▸ Text excerpt:
+ + + + +
But the S&P 500 and NASDAQ Composite finished lower. Over the weekend, a drone missile attack against Saudi Arabia knocked out over 2 million barrels of oil production instantly. How long it will take to restore the field to normal production is unknown at this time, but it will certainly be months if not longer. Houthi rebels from Yemen, in war with Saudi Arabia, claimed responsibility, but the U.S. State Department was quick to blame Iran. Whatever the cause, the price of oil jumped by over 8% and will certainly have an impact on world economics. Futures point to a lower open.
If this attack had happened a few decades ago, the impact would have been much more severe. However, in the interim, both the U.S. and the Soviet Union have developed into oil producers about the size of Saudi Arabia. Moreover, after the oil embargo of the late 1970s, the U.S. built up a large Strategic Petroleum Reserve (SPR) to protect against sudden shortages, whether they be created politically or by Mother Nature. President Trump has already stated that he will use oil from that reserve to compensate, if needed, for the lost production.
Saudi and Russia officials are due to meet today. You should remember that the two countries have reduced production recently to compensate for lower world demand growth. While the Saudis may not be in a position to raise production today from other fields to compensate fully for the lost production, the Russians could increase somewhat. In addition, should prices stay elevated, U.S. production from the Permian basin and other fracked oil fields will accelerate production to take advantage of higher prices. The net result is that the loss of 2-3 million barrels per day is a jolt to world oil markets but will not cripple the industry or world economies.
All this presumes no further missile strikes or any further production cuts. The U.S., as noted, has been quick to blame Iran, a likely supplier of missiles to the Houthi rebels with enough range and capacity to strike Saudi oil fields. Certainly, key in the days ahead is the Saudi reaction. If they refuse to blame the Iranians outright, it will be harder for the U.S. to make the case to the rest of the world that Iran is to blame and should be punished further. The annual United Nations General Assembly meetings come up imminently and world reaction to the missile strikes will be front and center. Clearly, Iran has become economically isolated, even assuming some tacit support from the Soviet Union and China. But the U.S. has isolated itself over the past few years and building a coalition to support bold action against Iran will be difficult. With that said, I will leave the politics to others. The economic reality is a body shot to oil markets but not a knockout blow either to the oil industry or to world economic growth. The muted reaction from the futures markets this morning seems to agree with that conclusion.
Elsewhere, the big news last week was the sharp rebound in bond yields. In a matter of just a couple of weeks, yields on 10-year Treasuries fell from roughly 2% to under 1.5%, only to rebound within a matter of days to over 1.9%. Overnight, they slipped back again because of the missile attack, but the 2-10 year curve is no longer inverted and recent data suggest strongly that no recession is imminent. Of course, if tariff wars escalate or oil production is impacted further by additional missile attacks, all bets are off. But there are always red herring risks. President Trump has already hinted at the possibility of an interim trade deal that would allow economic pressure from increased tariffs to be reduced. You don’t have to be a rocket scientist to realize that if the economy in 2020 is under pressure from accelerating tariffs, Mr. Trump’s reelection chances would be reduced. He realizes this. Of course, so do the Chinese and there remains a risk that the Chinese will overplay their hand and not give Mr. Trump enough space to find an interim solution that would allow him to still appear strong against Chinese perceived trade violations. The world is full of ifs.
+ + + + +
▸ Data extract:

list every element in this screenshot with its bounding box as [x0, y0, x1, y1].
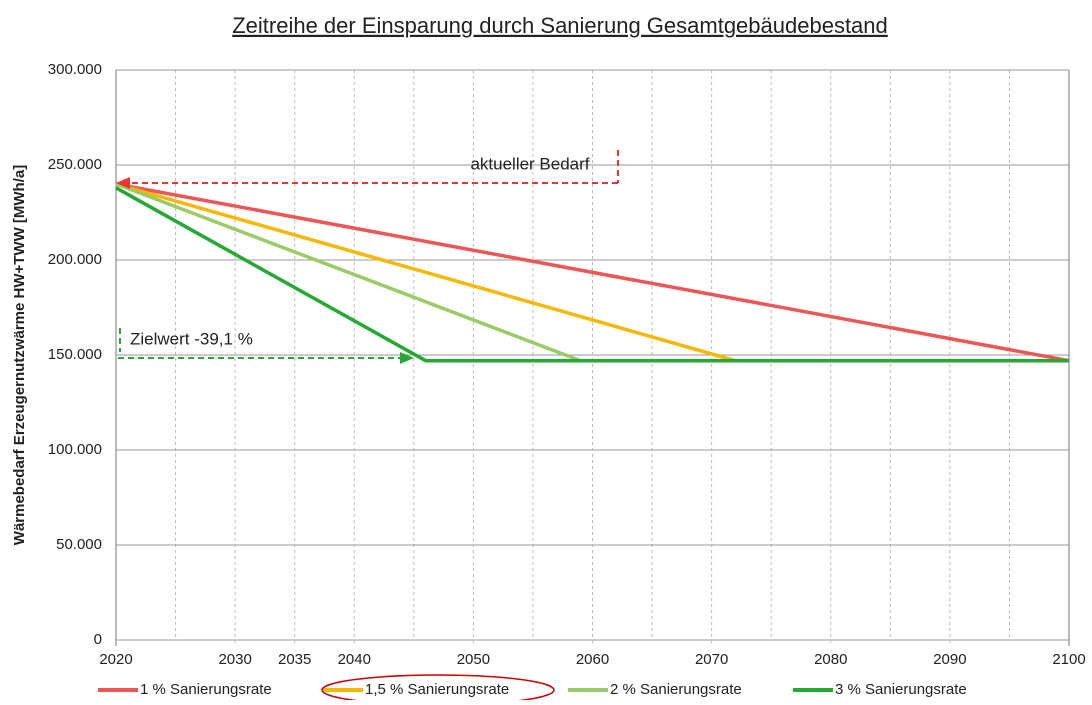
+ + + + +
▸ Instruction 1: In the commentary on the Saudi oil attack, repeat word for word the part that opens with the words containing "Saudi and Russia" and closes with "or world economies.".
▸ Instruction 2: In the commentary on the Saudi oil attack, what did the U.S. build up after the oil embargo of the late 1970s?

▸ Worked solution 1:
Saudi and Russia officials are due to meet today. You should remember that the two countries have reduced production recently to compensate for lower world demand growth. While the Saudis may not be in a position to raise production today from other fields to compensate fully for the lost production, the Russians could increase somewhat. In addition, should prices stay elevated, U.S. production from the Permian basin and other fracked oil fields will accelerate production to take advantage of higher prices. The net result is that the loss of 2-3 million barrels per day is a jolt to world oil markets but will not cripple the industry or world economies.

▸ Worked solution 2: A large Strategic Petroleum Reserve (SPR), to protect against sudden shortages.